**Work to complete:**
Using the listing below, select the lines with the word "have" and copy them.

**Information supplied:**
= = = = =
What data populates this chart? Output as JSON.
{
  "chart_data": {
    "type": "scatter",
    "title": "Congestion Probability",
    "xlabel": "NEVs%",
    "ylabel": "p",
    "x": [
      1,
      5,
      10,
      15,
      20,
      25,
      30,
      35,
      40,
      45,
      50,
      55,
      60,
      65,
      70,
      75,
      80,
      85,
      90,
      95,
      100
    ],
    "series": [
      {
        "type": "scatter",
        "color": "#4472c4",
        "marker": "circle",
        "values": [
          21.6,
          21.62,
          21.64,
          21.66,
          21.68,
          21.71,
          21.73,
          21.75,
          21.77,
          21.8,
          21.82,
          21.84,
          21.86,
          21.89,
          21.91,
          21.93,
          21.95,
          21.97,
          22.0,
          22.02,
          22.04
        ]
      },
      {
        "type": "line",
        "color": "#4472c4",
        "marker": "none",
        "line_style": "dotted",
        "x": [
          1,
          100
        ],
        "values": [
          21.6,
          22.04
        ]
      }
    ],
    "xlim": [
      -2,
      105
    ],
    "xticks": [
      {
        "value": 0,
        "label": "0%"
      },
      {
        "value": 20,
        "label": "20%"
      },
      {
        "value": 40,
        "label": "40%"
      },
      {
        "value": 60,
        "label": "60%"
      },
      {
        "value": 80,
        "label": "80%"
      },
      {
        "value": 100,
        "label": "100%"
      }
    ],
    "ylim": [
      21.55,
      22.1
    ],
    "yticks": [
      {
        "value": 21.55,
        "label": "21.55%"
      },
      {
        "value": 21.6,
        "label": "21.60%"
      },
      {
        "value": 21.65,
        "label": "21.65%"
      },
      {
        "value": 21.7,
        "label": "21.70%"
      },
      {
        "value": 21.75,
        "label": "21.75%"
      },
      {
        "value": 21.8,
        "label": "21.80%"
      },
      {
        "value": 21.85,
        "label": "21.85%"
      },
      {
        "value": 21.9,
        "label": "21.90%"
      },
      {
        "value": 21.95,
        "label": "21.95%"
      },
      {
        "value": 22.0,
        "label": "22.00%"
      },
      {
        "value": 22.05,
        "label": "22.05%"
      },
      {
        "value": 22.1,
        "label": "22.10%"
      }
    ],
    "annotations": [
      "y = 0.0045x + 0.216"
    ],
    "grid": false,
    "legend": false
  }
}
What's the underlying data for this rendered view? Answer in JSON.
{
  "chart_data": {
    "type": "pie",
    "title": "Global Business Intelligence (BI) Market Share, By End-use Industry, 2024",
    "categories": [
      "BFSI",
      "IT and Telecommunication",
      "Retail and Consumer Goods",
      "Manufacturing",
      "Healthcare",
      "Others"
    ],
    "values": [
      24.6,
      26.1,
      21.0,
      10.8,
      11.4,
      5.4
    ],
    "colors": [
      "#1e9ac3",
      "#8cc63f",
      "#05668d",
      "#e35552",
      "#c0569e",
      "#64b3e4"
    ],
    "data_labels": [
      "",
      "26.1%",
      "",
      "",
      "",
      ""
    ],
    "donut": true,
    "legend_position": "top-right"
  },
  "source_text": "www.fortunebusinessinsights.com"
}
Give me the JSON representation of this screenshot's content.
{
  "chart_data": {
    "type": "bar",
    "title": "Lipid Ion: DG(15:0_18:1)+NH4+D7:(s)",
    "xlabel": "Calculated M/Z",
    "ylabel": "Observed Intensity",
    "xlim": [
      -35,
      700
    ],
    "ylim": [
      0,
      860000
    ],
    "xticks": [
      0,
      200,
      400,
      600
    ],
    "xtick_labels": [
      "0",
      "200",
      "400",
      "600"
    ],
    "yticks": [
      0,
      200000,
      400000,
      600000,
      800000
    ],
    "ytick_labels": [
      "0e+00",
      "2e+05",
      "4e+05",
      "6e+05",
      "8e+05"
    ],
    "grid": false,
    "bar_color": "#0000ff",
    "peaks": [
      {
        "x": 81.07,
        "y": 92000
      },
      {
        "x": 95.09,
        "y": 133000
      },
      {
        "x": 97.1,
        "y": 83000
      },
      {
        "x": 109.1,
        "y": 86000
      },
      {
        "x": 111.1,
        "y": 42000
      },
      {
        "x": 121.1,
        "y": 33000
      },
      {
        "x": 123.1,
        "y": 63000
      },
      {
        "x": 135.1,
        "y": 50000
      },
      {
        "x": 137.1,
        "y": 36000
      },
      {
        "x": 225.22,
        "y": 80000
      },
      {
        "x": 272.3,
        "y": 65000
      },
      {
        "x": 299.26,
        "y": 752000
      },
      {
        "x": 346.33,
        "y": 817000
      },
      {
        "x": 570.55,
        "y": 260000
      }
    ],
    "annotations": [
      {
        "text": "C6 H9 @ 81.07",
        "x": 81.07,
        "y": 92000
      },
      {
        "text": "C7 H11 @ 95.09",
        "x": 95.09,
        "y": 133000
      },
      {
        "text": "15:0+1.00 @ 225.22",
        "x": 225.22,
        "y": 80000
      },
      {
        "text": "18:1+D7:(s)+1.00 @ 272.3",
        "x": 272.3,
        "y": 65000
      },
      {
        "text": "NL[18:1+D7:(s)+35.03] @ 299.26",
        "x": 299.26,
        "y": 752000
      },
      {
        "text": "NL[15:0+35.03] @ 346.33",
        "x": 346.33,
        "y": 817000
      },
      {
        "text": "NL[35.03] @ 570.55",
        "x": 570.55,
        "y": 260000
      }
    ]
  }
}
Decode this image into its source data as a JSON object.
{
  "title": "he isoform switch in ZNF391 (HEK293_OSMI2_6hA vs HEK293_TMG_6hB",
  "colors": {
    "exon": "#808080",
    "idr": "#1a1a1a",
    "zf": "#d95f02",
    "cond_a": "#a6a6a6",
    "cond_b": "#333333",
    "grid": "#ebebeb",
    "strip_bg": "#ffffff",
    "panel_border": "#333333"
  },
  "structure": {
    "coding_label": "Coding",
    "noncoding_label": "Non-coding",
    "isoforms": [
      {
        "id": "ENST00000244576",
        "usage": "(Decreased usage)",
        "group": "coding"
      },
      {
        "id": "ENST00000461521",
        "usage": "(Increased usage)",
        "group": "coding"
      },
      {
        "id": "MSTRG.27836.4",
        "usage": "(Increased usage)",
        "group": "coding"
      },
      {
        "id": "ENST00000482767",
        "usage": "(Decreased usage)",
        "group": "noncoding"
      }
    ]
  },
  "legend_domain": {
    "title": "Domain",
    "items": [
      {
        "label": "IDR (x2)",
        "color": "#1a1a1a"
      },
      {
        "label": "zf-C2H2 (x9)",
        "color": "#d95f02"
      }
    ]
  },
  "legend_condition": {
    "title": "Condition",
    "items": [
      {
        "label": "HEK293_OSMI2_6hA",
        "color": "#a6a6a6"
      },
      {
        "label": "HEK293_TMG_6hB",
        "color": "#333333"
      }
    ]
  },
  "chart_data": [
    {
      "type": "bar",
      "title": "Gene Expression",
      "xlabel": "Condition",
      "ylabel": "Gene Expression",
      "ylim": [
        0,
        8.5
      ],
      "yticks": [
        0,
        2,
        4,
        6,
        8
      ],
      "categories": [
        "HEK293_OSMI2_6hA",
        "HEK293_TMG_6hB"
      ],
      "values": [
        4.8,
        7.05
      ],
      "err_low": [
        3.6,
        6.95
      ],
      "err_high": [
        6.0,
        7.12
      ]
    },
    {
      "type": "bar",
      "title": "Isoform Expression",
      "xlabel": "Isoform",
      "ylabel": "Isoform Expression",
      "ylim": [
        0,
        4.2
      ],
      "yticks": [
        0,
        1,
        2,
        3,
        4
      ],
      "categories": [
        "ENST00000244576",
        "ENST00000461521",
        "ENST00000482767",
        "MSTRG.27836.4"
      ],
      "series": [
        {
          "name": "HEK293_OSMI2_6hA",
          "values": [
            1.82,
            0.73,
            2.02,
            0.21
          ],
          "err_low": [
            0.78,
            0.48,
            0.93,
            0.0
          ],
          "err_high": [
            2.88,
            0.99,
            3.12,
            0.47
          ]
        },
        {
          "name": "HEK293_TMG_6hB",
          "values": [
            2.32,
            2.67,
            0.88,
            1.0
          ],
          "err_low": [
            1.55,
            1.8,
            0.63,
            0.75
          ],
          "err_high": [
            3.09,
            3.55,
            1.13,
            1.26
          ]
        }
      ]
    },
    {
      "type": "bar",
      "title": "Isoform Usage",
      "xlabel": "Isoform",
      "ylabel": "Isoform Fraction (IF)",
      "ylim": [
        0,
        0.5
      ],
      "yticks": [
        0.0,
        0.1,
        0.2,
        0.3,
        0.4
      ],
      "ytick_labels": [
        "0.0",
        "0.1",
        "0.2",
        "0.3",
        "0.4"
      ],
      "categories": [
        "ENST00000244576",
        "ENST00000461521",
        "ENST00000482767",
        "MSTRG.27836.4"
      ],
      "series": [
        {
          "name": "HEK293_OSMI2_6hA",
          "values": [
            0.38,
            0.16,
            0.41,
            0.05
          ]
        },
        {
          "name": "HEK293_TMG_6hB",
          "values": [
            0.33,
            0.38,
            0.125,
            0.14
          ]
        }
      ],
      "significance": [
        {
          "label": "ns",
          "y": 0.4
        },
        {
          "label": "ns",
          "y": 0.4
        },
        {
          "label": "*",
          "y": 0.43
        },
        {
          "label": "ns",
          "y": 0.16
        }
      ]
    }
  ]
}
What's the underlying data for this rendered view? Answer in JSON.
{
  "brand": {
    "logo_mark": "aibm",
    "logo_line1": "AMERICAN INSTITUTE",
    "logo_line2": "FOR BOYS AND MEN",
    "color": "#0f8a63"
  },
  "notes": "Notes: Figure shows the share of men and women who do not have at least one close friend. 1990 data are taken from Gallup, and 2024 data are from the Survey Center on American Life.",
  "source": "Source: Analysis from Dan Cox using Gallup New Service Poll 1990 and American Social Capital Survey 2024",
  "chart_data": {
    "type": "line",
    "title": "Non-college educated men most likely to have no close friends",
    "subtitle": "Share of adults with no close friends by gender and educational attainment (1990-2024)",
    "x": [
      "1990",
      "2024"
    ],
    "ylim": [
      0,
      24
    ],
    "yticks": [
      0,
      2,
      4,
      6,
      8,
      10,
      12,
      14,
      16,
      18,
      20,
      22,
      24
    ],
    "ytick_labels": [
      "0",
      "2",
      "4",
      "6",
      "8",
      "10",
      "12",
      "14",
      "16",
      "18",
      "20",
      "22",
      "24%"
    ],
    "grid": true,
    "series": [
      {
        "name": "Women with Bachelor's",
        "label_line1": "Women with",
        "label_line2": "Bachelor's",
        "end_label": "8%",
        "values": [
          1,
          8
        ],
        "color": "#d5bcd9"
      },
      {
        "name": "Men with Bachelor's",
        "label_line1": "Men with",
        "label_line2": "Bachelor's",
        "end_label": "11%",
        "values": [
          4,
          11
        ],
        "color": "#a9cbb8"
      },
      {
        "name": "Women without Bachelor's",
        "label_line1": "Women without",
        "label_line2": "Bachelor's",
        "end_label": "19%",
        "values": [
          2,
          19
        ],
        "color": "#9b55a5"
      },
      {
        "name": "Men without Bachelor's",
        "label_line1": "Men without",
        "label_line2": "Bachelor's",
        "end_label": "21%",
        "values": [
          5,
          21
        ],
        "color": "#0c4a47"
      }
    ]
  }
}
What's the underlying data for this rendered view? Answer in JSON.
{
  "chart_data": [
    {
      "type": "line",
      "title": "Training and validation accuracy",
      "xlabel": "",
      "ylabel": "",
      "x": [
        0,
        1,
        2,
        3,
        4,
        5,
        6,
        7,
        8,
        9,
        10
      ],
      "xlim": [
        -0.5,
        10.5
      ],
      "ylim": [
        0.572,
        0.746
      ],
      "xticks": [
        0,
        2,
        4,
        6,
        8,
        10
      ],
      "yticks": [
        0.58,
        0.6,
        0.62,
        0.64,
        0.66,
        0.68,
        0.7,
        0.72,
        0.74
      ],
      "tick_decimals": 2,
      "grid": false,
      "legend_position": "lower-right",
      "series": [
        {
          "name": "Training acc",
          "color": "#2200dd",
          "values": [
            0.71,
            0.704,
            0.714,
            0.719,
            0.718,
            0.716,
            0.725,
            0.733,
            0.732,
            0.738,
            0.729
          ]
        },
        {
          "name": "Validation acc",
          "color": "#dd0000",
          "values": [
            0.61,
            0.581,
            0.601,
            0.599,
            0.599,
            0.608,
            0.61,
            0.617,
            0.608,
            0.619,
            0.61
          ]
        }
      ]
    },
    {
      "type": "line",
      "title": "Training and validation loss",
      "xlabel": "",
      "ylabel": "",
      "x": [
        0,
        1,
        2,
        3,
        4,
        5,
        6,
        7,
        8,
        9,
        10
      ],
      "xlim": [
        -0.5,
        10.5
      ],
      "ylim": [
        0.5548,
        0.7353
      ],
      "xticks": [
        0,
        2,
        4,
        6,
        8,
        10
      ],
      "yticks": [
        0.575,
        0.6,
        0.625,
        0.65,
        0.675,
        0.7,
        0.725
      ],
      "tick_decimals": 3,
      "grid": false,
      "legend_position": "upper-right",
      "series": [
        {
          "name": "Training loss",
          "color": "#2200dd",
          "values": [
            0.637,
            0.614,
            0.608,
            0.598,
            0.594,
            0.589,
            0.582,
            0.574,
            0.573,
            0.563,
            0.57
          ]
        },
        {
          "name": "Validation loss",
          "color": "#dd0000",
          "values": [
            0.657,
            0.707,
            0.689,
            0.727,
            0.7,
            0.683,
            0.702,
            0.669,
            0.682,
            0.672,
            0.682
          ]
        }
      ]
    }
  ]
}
= = = = =
**Task response:**
  "notes": "Notes: Figure shows the share of men and women who do not have at least one close friend. 1990 data are taken from Gallup, and 2024 data are from the Survey Center on American Life.",
    "title": "Non-college educated men most likely to have no close friends",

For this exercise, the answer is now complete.